## WRITTEN REQUEST
Find and copy each line of the records where the string "Aramaic" shows up.

## DATA LINES
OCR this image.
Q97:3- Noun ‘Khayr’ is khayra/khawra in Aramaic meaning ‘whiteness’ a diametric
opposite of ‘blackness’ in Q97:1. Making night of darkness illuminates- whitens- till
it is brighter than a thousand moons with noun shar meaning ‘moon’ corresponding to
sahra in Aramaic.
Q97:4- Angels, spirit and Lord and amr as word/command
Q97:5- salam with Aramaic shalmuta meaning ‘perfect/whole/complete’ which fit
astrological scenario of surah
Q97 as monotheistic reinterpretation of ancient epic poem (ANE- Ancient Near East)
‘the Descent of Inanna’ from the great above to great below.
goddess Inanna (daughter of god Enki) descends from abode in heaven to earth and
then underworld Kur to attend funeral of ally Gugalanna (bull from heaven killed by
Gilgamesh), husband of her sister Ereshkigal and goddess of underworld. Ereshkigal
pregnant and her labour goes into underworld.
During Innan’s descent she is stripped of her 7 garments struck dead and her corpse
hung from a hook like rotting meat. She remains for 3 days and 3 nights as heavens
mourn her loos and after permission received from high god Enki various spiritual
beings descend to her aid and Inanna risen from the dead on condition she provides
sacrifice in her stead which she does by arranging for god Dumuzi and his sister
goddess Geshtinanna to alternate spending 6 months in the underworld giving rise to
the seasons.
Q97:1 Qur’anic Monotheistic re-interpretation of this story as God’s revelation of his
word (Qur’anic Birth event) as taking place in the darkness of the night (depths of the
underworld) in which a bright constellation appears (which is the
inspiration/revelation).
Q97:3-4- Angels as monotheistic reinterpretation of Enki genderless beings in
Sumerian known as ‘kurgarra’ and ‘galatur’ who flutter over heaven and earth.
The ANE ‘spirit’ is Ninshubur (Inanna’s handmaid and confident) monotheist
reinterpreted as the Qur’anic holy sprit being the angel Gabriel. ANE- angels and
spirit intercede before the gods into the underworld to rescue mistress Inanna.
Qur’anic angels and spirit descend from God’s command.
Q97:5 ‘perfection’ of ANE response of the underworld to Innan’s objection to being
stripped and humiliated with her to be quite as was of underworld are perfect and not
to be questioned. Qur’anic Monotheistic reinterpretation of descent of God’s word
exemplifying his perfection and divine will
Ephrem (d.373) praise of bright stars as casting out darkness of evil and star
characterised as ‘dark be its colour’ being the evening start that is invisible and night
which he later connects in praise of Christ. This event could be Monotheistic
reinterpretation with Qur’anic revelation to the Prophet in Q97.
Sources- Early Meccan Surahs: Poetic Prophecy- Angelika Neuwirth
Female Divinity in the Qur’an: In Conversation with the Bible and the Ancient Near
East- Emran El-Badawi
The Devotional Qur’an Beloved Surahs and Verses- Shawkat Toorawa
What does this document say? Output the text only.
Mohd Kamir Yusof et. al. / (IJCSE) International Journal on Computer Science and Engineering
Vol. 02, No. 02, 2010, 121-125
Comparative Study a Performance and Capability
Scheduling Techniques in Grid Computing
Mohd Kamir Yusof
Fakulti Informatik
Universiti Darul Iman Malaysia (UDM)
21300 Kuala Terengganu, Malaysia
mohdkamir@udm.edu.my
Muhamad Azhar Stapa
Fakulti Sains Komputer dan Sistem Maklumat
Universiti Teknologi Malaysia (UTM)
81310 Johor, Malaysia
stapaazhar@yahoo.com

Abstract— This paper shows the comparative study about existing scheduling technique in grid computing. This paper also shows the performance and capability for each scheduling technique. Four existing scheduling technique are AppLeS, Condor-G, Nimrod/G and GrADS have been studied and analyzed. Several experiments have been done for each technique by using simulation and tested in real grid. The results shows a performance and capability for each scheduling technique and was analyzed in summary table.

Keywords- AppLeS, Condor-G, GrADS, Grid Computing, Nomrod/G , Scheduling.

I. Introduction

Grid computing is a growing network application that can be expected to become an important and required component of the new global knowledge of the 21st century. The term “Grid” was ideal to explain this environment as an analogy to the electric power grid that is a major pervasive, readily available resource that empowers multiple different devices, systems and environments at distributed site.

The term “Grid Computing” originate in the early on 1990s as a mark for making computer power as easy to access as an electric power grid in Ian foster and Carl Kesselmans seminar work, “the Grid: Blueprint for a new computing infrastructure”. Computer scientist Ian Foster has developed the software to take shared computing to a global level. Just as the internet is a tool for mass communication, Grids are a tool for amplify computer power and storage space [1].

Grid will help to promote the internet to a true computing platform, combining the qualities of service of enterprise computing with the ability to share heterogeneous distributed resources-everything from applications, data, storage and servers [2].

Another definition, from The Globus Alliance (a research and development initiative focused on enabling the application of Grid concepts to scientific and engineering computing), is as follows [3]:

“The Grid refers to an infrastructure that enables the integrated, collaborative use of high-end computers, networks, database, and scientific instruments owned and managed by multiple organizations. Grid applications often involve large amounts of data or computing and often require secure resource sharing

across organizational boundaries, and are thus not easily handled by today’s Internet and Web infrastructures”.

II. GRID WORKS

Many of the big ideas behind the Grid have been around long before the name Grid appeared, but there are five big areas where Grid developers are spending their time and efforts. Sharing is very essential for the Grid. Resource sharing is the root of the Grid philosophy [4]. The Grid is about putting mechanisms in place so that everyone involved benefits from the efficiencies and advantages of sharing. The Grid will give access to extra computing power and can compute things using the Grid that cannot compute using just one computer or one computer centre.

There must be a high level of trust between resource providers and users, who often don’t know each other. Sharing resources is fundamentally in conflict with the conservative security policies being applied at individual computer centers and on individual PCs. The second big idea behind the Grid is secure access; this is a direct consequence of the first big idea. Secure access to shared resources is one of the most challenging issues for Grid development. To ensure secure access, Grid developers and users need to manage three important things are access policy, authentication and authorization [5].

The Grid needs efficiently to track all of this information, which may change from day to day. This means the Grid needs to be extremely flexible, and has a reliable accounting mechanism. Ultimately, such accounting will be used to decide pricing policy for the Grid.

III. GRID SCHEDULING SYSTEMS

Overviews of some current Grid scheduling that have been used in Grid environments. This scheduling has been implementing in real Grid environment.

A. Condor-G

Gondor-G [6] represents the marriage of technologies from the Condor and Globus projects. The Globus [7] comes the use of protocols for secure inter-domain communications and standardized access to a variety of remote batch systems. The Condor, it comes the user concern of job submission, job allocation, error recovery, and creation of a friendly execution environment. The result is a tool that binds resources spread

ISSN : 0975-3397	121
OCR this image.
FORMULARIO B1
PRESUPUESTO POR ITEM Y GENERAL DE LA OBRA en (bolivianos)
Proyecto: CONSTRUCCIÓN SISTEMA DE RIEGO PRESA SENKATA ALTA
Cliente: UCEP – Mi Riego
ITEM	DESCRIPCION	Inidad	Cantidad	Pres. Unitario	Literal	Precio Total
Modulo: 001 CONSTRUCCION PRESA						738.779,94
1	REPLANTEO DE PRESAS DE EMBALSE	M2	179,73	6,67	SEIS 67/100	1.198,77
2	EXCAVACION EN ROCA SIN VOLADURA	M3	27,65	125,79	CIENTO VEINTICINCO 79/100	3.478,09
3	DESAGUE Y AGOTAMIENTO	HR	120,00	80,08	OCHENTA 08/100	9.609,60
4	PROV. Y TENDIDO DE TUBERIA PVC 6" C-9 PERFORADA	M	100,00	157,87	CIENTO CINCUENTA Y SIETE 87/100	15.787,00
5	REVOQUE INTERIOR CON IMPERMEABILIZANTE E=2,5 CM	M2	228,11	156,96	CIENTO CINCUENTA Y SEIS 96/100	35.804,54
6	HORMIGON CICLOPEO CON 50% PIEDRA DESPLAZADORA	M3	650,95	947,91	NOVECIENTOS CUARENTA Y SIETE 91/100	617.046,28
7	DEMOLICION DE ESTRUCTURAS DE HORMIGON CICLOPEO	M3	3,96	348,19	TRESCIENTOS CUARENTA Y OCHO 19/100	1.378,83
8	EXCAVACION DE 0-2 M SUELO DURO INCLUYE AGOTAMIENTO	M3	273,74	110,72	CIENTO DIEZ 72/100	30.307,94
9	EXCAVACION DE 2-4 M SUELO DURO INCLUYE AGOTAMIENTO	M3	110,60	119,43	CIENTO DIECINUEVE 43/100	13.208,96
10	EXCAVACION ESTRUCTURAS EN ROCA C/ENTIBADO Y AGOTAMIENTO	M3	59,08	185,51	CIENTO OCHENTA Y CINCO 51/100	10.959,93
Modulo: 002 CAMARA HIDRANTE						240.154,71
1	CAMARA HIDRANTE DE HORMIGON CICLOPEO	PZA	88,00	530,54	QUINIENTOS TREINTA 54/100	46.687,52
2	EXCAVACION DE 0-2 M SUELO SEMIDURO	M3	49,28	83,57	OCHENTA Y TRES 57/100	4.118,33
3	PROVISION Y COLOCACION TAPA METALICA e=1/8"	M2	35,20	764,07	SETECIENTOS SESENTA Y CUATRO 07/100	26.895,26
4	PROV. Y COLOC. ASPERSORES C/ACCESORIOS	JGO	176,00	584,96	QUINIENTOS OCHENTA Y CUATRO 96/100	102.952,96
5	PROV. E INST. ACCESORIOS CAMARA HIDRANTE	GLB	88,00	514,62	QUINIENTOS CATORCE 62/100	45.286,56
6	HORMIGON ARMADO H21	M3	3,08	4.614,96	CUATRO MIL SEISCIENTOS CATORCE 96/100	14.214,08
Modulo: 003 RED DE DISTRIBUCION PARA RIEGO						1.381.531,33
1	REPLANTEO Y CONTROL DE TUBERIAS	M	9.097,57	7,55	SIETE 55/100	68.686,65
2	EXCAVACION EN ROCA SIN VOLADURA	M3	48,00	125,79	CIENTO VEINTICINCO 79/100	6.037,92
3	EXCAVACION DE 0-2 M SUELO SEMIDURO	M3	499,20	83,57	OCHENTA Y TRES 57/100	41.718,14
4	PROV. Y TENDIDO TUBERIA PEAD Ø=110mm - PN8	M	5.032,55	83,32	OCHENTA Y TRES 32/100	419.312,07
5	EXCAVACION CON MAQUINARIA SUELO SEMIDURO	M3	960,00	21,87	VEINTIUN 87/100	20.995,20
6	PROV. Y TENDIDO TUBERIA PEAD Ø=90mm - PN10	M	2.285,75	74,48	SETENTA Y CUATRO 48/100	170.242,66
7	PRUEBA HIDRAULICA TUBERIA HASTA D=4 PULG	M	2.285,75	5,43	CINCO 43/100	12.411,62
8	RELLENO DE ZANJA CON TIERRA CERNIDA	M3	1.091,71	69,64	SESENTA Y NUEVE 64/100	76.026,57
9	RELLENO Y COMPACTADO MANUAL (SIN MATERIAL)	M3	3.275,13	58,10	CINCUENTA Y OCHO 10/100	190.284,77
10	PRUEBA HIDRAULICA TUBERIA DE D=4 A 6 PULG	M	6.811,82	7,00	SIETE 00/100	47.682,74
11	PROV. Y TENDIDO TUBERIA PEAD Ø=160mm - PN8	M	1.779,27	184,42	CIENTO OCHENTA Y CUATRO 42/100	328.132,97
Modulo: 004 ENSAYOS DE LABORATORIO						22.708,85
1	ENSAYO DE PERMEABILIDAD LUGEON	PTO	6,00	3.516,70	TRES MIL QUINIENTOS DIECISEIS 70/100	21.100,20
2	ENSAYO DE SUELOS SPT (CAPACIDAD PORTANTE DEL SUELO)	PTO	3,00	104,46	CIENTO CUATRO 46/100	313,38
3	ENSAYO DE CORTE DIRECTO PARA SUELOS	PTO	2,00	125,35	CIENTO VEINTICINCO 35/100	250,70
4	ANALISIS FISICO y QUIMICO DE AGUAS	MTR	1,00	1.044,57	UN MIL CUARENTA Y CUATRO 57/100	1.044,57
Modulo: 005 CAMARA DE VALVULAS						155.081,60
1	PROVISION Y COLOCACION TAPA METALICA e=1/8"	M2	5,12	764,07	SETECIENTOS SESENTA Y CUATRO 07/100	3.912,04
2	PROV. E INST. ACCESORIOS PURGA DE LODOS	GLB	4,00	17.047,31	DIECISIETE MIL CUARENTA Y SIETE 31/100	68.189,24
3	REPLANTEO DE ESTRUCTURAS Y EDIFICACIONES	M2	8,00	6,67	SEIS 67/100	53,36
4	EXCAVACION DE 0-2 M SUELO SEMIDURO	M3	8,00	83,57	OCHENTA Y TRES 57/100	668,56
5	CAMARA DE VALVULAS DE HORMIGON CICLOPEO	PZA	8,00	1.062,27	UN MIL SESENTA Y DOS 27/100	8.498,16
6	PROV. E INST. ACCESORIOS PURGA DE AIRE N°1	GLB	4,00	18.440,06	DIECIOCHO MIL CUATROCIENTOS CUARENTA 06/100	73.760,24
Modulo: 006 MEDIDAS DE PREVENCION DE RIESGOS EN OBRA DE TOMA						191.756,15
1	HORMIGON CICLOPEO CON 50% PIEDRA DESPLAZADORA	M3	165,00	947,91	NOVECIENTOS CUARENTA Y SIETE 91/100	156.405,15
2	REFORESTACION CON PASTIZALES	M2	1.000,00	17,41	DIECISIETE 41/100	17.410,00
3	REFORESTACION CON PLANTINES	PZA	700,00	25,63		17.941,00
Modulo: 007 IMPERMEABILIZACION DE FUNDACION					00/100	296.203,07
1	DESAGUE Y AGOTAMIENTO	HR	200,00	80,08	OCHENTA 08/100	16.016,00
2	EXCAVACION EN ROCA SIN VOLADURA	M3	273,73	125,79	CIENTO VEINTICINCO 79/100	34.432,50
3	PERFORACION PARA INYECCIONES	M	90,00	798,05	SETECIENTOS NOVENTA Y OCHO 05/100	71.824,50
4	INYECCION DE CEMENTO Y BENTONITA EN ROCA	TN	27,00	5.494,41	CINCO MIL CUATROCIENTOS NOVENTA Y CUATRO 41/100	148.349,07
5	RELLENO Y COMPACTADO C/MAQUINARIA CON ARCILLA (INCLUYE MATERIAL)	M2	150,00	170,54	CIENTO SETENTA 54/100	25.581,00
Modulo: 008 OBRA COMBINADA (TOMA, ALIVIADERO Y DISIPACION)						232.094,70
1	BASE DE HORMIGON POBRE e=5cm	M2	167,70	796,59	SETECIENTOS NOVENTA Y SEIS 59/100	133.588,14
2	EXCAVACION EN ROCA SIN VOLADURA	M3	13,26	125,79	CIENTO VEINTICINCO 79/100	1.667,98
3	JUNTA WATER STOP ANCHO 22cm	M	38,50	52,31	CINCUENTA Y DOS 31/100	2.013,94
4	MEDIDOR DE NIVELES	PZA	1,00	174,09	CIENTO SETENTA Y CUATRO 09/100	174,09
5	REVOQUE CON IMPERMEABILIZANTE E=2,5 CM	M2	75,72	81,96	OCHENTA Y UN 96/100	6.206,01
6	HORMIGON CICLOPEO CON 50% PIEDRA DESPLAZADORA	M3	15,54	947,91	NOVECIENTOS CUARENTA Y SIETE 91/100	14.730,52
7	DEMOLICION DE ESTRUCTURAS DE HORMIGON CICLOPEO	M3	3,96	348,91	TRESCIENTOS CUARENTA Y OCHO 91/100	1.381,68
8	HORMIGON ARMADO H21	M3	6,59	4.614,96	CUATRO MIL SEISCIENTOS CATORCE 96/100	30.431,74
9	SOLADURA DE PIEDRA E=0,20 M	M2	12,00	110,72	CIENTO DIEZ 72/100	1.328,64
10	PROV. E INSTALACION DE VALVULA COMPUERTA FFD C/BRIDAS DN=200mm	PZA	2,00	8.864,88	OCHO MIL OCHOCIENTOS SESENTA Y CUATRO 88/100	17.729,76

## PROBLEM SOLUTION
Q97:3- Noun ‘Khayr’ is khayra/khawra in Aramaic meaning ‘whiteness’ a diametric
sahra in Aramaic.
Q97:5- salam with Aramaic shalmuta meaning ‘perfect/whole/complete’ which fit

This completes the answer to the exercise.